Exercise inputs -
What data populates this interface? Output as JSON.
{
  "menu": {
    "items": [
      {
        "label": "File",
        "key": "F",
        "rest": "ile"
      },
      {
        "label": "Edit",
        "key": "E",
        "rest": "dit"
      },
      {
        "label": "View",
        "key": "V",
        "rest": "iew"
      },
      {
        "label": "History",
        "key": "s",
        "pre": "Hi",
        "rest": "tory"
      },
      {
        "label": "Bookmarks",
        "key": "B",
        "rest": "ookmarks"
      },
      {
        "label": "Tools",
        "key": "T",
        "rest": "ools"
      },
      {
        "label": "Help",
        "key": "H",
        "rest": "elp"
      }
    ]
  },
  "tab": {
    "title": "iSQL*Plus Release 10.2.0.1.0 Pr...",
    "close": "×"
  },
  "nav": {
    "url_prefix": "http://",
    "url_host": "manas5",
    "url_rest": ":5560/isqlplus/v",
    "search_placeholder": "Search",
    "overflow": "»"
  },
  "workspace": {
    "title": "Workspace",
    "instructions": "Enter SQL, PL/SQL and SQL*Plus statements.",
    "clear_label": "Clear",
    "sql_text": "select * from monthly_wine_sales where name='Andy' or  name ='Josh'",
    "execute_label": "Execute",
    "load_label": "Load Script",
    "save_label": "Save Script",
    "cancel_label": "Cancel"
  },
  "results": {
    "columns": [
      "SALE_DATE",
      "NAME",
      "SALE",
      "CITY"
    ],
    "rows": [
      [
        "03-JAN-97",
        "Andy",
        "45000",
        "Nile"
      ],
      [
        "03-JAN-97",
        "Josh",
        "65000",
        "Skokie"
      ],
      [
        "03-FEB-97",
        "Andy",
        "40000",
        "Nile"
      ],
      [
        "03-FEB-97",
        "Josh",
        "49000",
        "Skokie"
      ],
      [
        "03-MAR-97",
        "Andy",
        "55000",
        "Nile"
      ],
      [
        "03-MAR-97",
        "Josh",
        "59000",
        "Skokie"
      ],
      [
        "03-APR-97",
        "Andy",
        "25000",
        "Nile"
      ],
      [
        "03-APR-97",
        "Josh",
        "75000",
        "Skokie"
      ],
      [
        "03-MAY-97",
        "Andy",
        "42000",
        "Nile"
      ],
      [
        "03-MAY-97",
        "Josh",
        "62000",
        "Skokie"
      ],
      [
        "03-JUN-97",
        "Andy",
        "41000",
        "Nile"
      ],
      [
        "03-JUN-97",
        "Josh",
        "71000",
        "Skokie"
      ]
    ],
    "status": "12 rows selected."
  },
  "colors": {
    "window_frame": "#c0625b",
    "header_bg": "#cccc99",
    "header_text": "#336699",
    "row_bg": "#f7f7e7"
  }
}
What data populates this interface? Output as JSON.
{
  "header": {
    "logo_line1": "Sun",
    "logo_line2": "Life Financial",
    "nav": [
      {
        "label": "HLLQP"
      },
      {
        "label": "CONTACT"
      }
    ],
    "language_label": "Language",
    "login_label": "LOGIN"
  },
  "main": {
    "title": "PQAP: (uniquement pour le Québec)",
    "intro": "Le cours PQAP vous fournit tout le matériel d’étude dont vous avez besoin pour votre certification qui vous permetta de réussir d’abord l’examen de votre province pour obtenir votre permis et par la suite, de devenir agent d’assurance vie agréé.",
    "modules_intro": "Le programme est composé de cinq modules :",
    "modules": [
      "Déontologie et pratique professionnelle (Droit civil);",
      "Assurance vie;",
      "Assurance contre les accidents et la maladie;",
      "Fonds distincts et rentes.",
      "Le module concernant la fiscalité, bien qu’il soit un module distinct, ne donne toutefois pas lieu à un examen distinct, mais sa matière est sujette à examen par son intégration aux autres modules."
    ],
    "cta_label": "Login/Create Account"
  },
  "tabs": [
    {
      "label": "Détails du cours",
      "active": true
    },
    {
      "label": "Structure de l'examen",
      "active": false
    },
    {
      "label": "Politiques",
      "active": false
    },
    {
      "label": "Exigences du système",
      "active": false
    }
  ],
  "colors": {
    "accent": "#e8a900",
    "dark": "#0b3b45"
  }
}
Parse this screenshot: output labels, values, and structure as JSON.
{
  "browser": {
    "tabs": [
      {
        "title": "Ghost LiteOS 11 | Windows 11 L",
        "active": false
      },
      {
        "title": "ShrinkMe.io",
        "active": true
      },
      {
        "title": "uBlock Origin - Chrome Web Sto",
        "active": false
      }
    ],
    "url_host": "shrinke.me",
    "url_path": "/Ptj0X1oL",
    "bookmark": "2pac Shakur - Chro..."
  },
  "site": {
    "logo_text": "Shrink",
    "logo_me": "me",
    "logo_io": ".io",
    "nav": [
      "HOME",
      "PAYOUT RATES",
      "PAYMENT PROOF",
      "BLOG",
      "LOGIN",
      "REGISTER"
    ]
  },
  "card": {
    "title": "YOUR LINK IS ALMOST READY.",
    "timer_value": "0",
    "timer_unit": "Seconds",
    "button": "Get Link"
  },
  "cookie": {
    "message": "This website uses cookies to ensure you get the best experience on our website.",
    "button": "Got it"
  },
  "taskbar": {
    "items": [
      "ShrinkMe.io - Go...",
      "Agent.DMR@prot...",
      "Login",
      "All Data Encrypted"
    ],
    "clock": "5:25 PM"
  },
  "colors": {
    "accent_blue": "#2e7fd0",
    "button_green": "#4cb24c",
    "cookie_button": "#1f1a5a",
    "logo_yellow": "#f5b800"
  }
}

Given problem -
Without omitting anything, output the entries exactly.

The response -
What data populates this interface? Output as JSON.
{
  "menu": {
    "items": [
      {
        "label": "File",
        "key": "F",
        "rest": "ile"
      },
      {
        "label": "Edit",
        "key": "E",
        "rest": "dit"
      },
      {
        "label": "View",
        "key": "V",
        "rest": "iew"
      },
      {
        "label": "History",
        "key": "s",
        "pre": "Hi",
        "rest": "tory"
      },
      {
        "label": "Bookmarks",
        "key": "B",
        "rest": "ookmarks"
      },
      {
        "label": "Tools",
        "key": "T",
        "rest": "ools"
      },
      {
        "label": "Help",
        "key": "H",
        "rest": "elp"
      }
    ]
  },
  "tab": {
    "title": "iSQL*Plus Release 10.2.0.1.0 Pr...",
    "close": "×"
  },
  "nav": {
    "url_prefix": "http://",
    "url_host": "manas5",
    "url_rest": ":5560/isqlplus/v",
    "search_placeholder": "Search",
    "overflow": "»"
  },
  "workspace": {
    "title": "Workspace",
    "instructions": "Enter SQL, PL/SQL and SQL*Plus statements.",
    "clear_label": "Clear",
    "sql_text": "select * from monthly_wine_sales where name='Andy' or  name ='Josh'",
    "execute_label": "Execute",
    "load_label": "Load Script",
    "save_label": "Save Script",
    "cancel_label": "Cancel"
  },
  "results": {
    "columns": [
      "SALE_DATE",
      "NAME",
      "SALE",
      "CITY"
    ],
    "rows": [
      [
        "03-JAN-97",
        "Andy",
        "45000",
        "Nile"
      ],
      [
        "03-JAN-97",
        "Josh",
        "65000",
        "Skokie"
      ],
      [
        "03-FEB-97",
        "Andy",
        "40000",
        "Nile"
      ],
      [
        "03-FEB-97",
        "Josh",
        "49000",
        "Skokie"
      ],
      [
        "03-MAR-97",
        "Andy",
        "55000",
        "Nile"
      ],
      [
        "03-MAR-97",
        "Josh",
        "59000",
        "Skokie"
      ],
      [
        "03-APR-97",
        "Andy",
        "25000",
        "Nile"
      ],
      [
        "03-APR-97",
        "Josh",
        "75000",
        "Skokie"
      ],
      [
        "03-MAY-97",
        "Andy",
        "42000",
        "Nile"
      ],
      [
        "03-MAY-97",
        "Josh",
        "62000",
        "Skokie"
      ],
      [
        "03-JUN-97",
        "Andy",
        "41000",
        "Nile"
      ],
      [
        "03-JUN-97",
        "Josh",
        "71000",
        "Skokie"
      ]
    ],
    "status": "12 rows selected."
  },
  "colors": {
    "window_frame": "#c0625b",
    "header_bg": "#cccc99",
    "header_text": "#336699",
    "row_bg": "#f7f7e7"
  }
}
What data populates this interface? Output as JSON.
{
  "header": {
    "logo_line1": "Sun",
    "logo_line2": "Life Financial",
    "nav": [
      {
        "label": "HLLQP"
      },
      {
        "label": "CONTACT"
      }
    ],
    "language_label": "Language",
    "login_label": "LOGIN"
  },
  "main": {
    "title": "PQAP: (uniquement pour le Québec)",
    "intro": "Le cours PQAP vous fournit tout le matériel d’étude dont vous avez besoin pour votre certification qui vous permetta de réussir d’abord l’examen de votre province pour obtenir votre permis et par la suite, de devenir agent d’assurance vie agréé.",
    "modules_intro": "Le programme est composé de cinq modules :",
    "modules": [
      "Déontologie et pratique professionnelle (Droit civil);",
      "Assurance vie;",
      "Assurance contre les accidents et la maladie;",
      "Fonds distincts et rentes.",
      "Le module concernant la fiscalité, bien qu’il soit un module distinct, ne donne toutefois pas lieu à un examen distinct, mais sa matière est sujette à examen par son intégration aux autres modules."
    ],
    "cta_label": "Login/Create Account"
  },
  "tabs": [
    {
      "label": "Détails du cours",
      "active": true
    },
    {
      "label": "Structure de l'examen",
      "active": false
    },
    {
      "label": "Politiques",
      "active": false
    },
    {
      "label": "Exigences du système",
      "active": false
    }
  ],
  "colors": {
    "accent": "#e8a900",
    "dark": "#0b3b45"
  }
}
Parse this screenshot: output labels, values, and structure as JSON.
{
  "browser": {
    "tabs": [
      {
        "title": "Ghost LiteOS 11 | Windows 11 L",
        "active": false
      },
      {
        "title": "ShrinkMe.io",
        "active": true
      },
      {
        "title": "uBlock Origin - Chrome Web Sto",
        "active": false
      }
    ],
    "url_host": "shrinke.me",
    "url_path": "/Ptj0X1oL",
    "bookmark": "2pac Shakur - Chro..."
  },
  "site": {
    "logo_text": "Shrink",
    "logo_me": "me",
    "logo_io": ".io",
    "nav": [
      "HOME",
      "PAYOUT RATES",
      "PAYMENT PROOF",
      "BLOG",
      "LOGIN",
      "REGISTER"
    ]
  },
  "card": {
    "title": "YOUR LINK IS ALMOST READY.",
    "timer_value": "0",
    "timer_unit": "Seconds",
    "button": "Get Link"
  },
  "cookie": {
    "message": "This website uses cookies to ensure you get the best experience on our website.",
    "button": "Got it"
  },
  "taskbar": {
    "items": [
      "ShrinkMe.io - Go...",
      "Agent.DMR@prot...",
      "Login",
      "All Data Encrypted"
    ],
    "clock": "5:25 PM"
  },
  "colors": {
    "accent_blue": "#2e7fd0",
    "button_green": "#4cb24c",
    "cookie_button": "#1f1a5a",
    "logo_yellow": "#f5b800"
  }
}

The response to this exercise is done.